_EXERCISE GOAL_. Return a copy of each line that holds the string "JSON".
◇ ◇ ◇ ◇ ◇
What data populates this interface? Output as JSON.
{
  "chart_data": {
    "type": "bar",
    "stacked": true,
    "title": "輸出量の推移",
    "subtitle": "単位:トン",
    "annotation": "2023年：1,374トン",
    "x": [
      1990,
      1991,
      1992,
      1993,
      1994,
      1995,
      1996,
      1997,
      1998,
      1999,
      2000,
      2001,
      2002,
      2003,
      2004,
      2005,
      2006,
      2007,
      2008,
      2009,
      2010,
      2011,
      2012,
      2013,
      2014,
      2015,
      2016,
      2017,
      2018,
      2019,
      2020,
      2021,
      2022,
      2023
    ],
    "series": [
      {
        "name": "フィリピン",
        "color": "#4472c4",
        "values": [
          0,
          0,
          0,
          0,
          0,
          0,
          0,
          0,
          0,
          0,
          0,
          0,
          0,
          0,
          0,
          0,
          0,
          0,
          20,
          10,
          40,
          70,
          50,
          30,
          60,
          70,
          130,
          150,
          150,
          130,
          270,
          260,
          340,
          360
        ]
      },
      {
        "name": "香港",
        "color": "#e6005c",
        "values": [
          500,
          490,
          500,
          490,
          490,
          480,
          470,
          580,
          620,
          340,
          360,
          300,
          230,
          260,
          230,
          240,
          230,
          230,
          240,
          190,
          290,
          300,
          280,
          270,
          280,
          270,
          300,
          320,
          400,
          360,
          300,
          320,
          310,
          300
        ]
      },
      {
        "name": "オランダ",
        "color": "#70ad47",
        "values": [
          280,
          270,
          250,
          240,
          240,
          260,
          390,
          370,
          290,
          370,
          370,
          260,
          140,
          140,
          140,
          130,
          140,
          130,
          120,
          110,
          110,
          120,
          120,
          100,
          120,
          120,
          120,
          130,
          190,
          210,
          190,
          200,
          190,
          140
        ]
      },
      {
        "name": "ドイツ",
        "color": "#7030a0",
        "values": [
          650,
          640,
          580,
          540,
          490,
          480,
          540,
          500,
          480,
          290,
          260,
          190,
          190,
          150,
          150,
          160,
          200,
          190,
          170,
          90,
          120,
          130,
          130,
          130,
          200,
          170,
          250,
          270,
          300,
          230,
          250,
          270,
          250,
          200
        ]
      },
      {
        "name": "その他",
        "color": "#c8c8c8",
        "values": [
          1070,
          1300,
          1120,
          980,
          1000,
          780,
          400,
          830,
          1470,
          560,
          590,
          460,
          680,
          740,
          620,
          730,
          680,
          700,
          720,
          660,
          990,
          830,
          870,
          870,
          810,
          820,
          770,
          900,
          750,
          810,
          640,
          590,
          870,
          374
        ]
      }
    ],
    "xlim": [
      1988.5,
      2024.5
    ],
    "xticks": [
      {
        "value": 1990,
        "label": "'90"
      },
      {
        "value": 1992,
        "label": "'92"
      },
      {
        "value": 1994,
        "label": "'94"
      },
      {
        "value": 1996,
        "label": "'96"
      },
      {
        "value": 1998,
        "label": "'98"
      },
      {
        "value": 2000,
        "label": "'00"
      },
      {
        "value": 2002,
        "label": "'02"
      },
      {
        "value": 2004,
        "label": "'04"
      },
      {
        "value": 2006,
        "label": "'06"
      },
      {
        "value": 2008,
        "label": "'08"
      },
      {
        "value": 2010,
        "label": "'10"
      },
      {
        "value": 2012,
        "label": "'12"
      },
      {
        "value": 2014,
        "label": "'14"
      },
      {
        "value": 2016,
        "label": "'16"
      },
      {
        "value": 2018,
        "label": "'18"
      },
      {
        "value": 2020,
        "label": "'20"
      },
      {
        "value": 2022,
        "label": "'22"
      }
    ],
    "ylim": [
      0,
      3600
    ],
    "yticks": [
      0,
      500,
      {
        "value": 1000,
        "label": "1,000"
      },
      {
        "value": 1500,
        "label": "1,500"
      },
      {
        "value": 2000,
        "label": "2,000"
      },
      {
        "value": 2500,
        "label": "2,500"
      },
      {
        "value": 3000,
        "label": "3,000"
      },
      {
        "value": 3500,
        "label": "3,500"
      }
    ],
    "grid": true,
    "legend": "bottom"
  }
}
◇ ◇ ◇ ◇ ◇
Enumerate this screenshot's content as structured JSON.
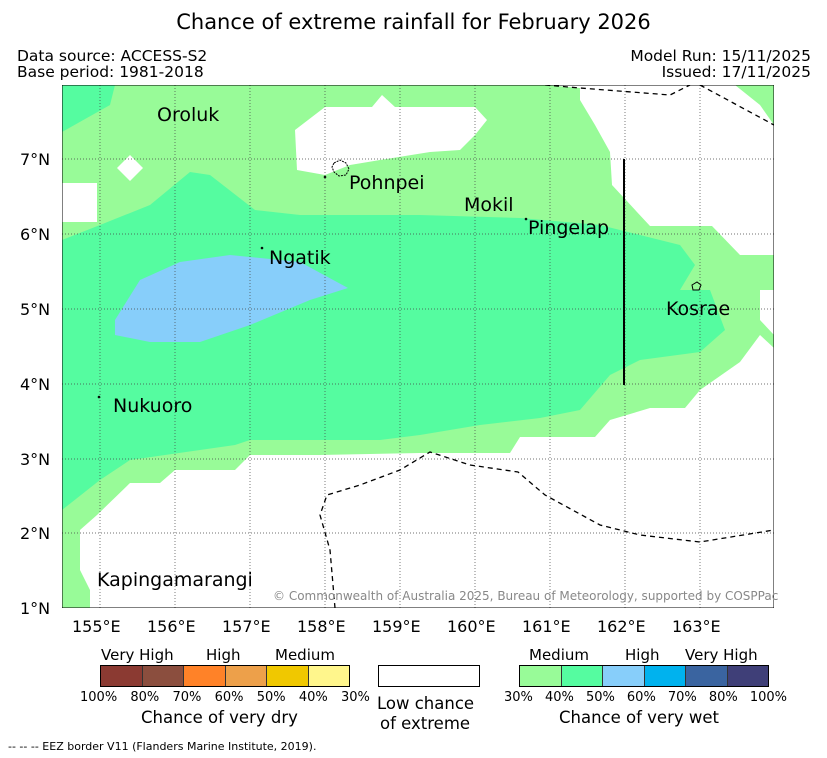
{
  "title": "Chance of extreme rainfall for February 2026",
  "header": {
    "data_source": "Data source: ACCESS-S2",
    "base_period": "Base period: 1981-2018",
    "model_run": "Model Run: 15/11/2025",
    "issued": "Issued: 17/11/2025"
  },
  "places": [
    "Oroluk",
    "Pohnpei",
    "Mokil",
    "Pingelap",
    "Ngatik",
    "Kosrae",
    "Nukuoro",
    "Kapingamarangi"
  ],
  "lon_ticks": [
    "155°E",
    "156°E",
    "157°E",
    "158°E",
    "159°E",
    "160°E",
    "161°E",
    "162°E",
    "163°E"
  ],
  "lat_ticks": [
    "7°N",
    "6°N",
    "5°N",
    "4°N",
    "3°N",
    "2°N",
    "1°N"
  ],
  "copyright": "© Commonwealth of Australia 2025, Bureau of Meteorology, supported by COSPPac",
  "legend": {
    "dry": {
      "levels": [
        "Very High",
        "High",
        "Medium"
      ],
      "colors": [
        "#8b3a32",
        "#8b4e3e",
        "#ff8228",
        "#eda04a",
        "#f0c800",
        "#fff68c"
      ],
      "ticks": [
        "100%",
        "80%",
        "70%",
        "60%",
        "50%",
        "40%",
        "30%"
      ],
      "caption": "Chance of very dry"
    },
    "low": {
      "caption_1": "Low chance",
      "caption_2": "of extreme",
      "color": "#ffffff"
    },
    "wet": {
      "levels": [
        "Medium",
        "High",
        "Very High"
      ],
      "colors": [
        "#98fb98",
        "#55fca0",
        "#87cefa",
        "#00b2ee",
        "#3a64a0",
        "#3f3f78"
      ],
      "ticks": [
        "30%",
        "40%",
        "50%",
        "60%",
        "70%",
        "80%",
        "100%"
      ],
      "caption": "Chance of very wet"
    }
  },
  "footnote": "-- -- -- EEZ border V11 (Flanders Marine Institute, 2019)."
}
◇ ◇ ◇ ◇ ◇
_ANSWER BELOW_.
What data populates this interface? Output as JSON.
Enumerate this screenshot's content as structured JSON.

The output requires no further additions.